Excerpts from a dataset
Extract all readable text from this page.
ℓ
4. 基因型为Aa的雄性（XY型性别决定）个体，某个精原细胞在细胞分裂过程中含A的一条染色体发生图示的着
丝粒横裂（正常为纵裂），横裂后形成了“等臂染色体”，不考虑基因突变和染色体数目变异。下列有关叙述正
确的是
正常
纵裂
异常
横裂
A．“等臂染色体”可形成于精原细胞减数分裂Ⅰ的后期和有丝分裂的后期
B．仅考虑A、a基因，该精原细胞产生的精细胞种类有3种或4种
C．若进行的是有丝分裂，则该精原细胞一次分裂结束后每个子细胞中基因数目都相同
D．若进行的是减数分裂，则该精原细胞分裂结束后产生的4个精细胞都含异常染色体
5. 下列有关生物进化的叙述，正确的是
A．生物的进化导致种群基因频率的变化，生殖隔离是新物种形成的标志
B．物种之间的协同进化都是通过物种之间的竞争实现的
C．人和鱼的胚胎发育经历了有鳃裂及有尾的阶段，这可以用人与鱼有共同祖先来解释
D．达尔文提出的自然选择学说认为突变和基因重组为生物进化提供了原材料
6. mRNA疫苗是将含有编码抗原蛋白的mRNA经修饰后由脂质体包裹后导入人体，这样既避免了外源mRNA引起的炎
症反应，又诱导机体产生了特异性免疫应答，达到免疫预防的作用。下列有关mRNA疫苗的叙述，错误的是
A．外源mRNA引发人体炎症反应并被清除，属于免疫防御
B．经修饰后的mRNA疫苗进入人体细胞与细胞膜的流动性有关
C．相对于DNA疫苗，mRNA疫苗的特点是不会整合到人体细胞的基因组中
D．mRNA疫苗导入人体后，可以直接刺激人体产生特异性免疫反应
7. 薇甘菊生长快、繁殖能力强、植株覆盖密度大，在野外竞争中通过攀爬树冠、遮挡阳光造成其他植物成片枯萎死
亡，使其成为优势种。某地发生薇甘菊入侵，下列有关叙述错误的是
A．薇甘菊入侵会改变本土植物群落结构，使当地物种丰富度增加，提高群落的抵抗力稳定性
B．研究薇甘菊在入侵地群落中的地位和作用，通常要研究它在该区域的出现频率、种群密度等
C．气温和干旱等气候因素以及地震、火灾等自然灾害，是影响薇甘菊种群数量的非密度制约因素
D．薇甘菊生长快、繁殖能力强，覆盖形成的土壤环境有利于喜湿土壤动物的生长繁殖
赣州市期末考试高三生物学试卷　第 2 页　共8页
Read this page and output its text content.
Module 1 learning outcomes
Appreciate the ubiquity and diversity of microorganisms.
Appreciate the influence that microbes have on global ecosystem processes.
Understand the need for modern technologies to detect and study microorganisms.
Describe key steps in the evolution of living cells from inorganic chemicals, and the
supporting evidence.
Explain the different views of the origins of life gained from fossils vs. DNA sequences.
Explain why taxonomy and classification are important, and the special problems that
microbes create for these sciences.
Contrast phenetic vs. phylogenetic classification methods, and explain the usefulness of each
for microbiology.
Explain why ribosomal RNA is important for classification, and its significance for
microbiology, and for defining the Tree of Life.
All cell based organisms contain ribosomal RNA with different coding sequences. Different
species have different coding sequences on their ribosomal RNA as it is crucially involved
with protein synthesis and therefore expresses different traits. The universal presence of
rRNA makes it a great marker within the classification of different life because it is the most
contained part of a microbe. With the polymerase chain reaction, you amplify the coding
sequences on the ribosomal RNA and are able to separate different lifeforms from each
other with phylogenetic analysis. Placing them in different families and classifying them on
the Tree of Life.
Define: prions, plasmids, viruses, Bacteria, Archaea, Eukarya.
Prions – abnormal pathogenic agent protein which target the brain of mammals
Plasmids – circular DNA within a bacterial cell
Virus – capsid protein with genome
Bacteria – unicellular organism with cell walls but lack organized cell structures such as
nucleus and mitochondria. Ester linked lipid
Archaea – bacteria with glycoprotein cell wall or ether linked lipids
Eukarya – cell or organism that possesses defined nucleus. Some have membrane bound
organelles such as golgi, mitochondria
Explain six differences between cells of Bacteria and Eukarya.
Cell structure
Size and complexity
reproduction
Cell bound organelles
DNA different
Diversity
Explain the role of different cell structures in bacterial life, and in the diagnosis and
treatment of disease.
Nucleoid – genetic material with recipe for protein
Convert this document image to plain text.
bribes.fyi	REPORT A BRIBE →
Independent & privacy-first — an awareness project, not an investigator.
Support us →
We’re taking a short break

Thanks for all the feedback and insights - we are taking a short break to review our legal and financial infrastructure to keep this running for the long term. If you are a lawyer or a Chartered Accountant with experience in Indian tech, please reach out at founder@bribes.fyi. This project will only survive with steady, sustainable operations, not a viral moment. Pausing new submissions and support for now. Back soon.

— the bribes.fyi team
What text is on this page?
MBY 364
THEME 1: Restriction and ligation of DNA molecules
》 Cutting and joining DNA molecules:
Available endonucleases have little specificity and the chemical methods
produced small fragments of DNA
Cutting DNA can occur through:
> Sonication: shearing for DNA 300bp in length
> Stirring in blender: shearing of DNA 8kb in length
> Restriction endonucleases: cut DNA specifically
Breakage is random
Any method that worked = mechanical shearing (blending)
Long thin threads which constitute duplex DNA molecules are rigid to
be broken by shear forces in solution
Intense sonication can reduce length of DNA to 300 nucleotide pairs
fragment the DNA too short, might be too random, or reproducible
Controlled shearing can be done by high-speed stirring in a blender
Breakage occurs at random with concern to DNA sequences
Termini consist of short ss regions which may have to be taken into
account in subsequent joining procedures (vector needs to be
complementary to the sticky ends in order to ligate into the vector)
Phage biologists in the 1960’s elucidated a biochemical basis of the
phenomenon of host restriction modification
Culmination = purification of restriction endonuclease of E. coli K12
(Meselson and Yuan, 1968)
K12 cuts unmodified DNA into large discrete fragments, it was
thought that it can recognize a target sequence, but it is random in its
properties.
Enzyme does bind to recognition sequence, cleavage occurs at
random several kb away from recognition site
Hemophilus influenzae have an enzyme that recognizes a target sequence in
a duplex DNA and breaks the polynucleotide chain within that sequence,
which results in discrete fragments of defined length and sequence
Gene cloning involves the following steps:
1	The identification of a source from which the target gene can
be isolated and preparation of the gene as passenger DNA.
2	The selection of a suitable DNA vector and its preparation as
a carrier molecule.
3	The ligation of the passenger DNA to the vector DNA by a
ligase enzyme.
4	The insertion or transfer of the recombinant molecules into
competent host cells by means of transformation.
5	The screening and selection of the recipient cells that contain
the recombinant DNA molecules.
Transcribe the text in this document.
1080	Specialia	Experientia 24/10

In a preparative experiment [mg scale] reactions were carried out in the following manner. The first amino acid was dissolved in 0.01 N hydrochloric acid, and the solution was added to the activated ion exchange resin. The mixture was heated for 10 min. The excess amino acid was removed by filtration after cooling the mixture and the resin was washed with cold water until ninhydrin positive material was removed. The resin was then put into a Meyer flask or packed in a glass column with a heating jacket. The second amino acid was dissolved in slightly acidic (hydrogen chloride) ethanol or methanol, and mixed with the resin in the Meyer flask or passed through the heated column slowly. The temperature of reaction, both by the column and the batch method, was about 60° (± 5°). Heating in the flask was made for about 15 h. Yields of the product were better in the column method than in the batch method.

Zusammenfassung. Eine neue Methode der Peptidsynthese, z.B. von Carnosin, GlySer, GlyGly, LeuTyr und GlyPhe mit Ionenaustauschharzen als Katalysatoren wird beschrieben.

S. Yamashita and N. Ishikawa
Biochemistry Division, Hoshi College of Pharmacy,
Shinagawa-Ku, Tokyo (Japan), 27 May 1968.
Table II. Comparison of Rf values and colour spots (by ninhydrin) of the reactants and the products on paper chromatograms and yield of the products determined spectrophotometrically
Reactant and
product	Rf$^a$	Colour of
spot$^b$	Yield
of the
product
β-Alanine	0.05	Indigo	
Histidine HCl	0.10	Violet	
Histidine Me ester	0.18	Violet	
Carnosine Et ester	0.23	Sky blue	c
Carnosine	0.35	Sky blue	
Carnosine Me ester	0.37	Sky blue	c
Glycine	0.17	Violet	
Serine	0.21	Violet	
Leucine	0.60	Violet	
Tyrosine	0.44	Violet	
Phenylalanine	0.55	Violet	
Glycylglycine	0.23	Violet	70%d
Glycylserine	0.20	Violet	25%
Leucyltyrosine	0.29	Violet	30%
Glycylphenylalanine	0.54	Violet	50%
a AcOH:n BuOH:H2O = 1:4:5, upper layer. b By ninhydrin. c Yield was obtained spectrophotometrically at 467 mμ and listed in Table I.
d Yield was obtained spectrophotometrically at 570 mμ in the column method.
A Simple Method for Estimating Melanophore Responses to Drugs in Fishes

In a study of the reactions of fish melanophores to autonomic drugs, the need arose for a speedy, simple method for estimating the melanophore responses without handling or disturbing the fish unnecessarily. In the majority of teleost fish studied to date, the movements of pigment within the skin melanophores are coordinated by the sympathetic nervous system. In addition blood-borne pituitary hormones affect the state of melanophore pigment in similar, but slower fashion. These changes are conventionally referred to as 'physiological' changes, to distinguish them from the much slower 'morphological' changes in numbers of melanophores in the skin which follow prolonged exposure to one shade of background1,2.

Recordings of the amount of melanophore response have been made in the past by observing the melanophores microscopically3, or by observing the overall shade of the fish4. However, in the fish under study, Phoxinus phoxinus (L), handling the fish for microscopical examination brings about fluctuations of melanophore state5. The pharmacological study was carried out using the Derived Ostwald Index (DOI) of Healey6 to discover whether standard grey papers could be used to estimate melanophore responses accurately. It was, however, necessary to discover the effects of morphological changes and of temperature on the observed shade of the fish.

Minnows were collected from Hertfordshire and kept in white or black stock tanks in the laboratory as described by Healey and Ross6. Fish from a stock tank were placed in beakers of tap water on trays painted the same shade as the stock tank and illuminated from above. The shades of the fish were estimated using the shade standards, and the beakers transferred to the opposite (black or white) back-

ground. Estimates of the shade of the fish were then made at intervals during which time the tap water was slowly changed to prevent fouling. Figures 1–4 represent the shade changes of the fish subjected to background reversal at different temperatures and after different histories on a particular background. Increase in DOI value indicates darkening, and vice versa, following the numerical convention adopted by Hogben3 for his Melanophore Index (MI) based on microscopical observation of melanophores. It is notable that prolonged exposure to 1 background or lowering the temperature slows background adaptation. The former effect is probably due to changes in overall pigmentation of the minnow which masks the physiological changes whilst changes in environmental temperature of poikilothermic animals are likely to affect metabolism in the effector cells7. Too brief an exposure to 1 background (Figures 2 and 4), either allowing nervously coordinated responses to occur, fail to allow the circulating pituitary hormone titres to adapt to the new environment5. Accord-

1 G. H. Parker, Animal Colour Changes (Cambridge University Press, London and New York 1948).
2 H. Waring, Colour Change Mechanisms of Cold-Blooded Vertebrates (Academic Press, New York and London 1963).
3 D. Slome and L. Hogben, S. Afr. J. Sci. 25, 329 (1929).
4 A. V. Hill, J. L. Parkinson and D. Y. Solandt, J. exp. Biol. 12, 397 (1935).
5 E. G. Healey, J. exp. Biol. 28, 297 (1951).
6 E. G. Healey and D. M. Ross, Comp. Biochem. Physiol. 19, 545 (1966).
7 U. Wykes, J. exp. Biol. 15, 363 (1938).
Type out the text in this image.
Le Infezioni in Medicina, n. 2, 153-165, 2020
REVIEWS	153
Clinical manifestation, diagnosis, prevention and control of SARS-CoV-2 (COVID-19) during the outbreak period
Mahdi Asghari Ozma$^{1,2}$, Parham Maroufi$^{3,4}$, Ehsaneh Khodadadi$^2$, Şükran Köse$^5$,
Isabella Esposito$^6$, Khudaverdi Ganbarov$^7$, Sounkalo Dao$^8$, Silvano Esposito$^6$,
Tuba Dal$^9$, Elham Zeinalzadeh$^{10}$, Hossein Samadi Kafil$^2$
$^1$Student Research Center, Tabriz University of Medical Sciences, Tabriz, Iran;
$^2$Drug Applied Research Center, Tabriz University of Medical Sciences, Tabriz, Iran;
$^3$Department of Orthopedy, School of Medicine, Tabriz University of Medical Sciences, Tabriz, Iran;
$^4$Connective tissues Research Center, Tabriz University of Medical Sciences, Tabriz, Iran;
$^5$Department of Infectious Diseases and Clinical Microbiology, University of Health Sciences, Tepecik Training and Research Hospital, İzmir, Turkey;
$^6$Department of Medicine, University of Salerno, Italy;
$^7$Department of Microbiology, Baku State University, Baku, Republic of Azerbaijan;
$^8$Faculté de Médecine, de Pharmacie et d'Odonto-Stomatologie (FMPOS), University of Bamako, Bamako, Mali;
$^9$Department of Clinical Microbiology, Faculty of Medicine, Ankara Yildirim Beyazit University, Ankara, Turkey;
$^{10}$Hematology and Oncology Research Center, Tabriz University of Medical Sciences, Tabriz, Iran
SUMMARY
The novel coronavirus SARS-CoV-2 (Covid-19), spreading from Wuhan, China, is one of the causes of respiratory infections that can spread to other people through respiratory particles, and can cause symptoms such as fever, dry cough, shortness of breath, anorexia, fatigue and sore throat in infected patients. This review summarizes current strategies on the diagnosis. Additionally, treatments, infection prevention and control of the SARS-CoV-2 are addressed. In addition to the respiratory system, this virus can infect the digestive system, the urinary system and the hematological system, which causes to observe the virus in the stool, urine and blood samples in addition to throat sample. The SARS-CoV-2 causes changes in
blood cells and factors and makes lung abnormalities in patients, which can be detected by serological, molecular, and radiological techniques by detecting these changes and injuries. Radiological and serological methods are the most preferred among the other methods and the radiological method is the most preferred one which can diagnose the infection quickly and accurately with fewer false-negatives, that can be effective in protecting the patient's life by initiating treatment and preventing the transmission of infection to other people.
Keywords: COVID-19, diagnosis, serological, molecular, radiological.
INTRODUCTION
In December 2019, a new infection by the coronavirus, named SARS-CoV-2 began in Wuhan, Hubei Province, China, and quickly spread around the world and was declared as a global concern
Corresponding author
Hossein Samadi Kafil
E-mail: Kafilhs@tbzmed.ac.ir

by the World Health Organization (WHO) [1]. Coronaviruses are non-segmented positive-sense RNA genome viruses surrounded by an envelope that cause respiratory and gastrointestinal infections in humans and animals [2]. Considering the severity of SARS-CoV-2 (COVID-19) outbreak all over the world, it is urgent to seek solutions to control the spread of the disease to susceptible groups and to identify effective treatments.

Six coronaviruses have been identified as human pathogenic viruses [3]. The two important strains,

EXERCISE ▸ Answer with a single number: the count of lines above that contain the string "endonucleases".

EXERCISE ANSWER ▸ 2